Data listing
◆ ◆ ◆ ◆ ◆ ◆ ◆

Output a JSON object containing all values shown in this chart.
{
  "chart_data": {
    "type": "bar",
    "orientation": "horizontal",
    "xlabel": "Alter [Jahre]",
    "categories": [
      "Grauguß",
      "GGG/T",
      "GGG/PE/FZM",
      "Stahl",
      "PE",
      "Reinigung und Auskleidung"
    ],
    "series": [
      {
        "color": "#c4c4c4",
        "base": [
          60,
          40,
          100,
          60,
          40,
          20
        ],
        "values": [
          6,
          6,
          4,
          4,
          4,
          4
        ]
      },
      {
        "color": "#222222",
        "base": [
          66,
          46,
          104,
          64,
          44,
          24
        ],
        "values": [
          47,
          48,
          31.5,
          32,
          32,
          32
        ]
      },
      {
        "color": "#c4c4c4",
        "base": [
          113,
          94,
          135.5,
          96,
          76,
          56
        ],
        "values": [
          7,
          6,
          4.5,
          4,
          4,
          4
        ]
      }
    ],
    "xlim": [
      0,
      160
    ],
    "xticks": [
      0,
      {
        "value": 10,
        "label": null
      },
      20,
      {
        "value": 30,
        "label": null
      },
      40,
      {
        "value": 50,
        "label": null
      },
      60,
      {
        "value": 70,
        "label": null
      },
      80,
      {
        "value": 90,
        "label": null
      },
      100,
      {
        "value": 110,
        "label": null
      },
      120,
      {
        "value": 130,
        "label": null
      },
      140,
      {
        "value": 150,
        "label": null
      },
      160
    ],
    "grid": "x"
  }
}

◆ ◆ ◆ ◆ ◆ ◆ ◆

SET TASK:
Extract each line of the material exactly as it stands.

WRITTEN ANSWER:
Output a JSON object containing all values shown in this chart.
{
  "chart_data": {
    "type": "bar",
    "orientation": "horizontal",
    "xlabel": "Alter [Jahre]",
    "categories": [
      "Grauguß",
      "GGG/T",
      "GGG/PE/FZM",
      "Stahl",
      "PE",
      "Reinigung und Auskleidung"
    ],
    "series": [
      {
        "color": "#c4c4c4",
        "base": [
          60,
          40,
          100,
          60,
          40,
          20
        ],
        "values": [
          6,
          6,
          4,
          4,
          4,
          4
        ]
      },
      {
        "color": "#222222",
        "base": [
          66,
          46,
          104,
          64,
          44,
          24
        ],
        "values": [
          47,
          48,
          31.5,
          32,
          32,
          32
        ]
      },
      {
        "color": "#c4c4c4",
        "base": [
          113,
          94,
          135.5,
          96,
          76,
          56
        ],
        "values": [
          7,
          6,
          4.5,
          4,
          4,
          4
        ]
      }
    ],
    "xlim": [
      0,
      160
    ],
    "xticks": [
      0,
      {
        "value": 10,
        "label": null
      },
      20,
      {
        "value": 30,
        "label": null
      },
      40,
      {
        "value": 50,
        "label": null
      },
      60,
      {
        "value": 70,
        "label": null
      },
      80,
      {
        "value": 90,
        "label": null
      },
      100,
      {
        "value": 110,
        "label": null
      },
      120,
      {
        "value": 130,
        "label": null
      },
      140,
      {
        "value": 150,
        "label": null
      },
      160
    ],
    "grid": "x"
  }
}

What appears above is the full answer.